What is the number of lines containing "Hook"? Give only that number.

— Begin —

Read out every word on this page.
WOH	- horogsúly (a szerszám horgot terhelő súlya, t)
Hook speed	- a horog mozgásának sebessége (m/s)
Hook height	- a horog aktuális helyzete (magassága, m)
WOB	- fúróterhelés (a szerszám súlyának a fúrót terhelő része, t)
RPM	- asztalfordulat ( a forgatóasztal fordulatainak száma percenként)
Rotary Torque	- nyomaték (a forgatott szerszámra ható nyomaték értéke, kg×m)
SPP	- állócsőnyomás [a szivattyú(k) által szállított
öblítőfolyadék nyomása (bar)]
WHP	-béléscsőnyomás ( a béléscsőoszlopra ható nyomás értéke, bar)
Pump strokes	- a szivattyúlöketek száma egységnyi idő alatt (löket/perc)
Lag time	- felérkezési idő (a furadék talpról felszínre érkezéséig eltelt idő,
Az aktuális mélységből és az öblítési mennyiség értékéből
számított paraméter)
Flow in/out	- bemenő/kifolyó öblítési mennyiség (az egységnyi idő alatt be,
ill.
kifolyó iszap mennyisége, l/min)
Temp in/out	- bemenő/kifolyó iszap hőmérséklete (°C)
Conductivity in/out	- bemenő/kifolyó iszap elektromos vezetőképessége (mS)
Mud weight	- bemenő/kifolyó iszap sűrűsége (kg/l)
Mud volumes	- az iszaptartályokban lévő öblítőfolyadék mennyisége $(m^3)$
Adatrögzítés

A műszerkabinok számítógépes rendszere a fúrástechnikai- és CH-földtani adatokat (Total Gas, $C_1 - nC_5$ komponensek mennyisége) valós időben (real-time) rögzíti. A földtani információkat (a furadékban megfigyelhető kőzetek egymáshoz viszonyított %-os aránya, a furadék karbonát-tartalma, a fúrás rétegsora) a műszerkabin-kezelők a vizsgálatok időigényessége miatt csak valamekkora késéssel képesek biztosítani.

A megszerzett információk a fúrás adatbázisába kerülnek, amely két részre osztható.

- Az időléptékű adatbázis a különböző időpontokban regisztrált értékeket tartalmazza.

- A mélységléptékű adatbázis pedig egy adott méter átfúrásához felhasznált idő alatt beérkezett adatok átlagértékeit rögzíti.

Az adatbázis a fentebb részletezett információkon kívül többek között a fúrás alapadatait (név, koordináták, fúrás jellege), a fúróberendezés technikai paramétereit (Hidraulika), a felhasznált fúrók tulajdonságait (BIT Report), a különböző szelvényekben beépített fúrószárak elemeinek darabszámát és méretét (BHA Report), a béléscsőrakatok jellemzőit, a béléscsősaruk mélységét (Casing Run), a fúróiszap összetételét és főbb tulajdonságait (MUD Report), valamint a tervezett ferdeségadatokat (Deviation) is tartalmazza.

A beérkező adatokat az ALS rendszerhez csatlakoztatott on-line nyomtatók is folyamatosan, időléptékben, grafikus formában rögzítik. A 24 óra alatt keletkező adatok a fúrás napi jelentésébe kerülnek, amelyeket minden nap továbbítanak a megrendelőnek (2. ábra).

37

— End —

▶ _FINAL RESULT_
2